begin MATERIAL SHOWN

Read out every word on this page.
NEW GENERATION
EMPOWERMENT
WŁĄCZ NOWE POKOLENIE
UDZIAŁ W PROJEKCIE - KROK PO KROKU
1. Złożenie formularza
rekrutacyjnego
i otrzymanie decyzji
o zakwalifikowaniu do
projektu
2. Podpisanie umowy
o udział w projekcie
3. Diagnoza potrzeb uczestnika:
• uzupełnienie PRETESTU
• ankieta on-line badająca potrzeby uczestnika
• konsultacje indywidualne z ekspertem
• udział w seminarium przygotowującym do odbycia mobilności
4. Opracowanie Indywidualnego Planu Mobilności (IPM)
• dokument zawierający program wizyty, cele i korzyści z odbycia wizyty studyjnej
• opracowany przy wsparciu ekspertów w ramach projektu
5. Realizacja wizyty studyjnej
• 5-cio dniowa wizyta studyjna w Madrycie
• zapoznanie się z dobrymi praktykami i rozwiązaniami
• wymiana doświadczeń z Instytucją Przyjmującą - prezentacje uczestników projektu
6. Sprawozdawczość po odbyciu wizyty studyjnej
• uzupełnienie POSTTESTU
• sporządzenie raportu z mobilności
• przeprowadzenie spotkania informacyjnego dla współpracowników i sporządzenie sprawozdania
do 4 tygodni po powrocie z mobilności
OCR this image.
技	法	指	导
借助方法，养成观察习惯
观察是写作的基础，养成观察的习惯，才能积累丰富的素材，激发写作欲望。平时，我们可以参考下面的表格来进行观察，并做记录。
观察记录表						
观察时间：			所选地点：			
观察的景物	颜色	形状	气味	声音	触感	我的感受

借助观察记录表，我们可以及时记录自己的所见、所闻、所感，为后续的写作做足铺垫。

end MATERIAL SHOWN

EXERCISE PROMPT: Reproduce the entries above in full by retyping them exactly.

EXPECTED OUTPUT:
Read out every word on this page.
NEW GENERATION
EMPOWERMENT
WŁĄCZ NOWE POKOLENIE
UDZIAŁ W PROJEKCIE - KROK PO KROKU
1. Złożenie formularza
rekrutacyjnego
i otrzymanie decyzji
o zakwalifikowaniu do
projektu
2. Podpisanie umowy
o udział w projekcie
3. Diagnoza potrzeb uczestnika:
• uzupełnienie PRETESTU
• ankieta on-line badająca potrzeby uczestnika
• konsultacje indywidualne z ekspertem
• udział w seminarium przygotowującym do odbycia mobilności
4. Opracowanie Indywidualnego Planu Mobilności (IPM)
• dokument zawierający program wizyty, cele i korzyści z odbycia wizyty studyjnej
• opracowany przy wsparciu ekspertów w ramach projektu
5. Realizacja wizyty studyjnej
• 5-cio dniowa wizyta studyjna w Madrycie
• zapoznanie się z dobrymi praktykami i rozwiązaniami
• wymiana doświadczeń z Instytucją Przyjmującą - prezentacje uczestników projektu
6. Sprawozdawczość po odbyciu wizyty studyjnej
• uzupełnienie POSTTESTU
• sporządzenie raportu z mobilności
• przeprowadzenie spotkania informacyjnego dla współpracowników i sporządzenie sprawozdania
do 4 tygodni po powrocie z mobilności
OCR this image.
技	法	指	导
借助方法，养成观察习惯
观察是写作的基础，养成观察的习惯，才能积累丰富的素材，激发写作欲望。平时，我们可以参考下面的表格来进行观察，并做记录。
观察记录表						
观察时间：			所选地点：			
观察的景物	颜色	形状	气味	声音	触感	我的感受

借助观察记录表，我们可以及时记录自己的所见、所闻、所感，为后续的写作做足铺垫。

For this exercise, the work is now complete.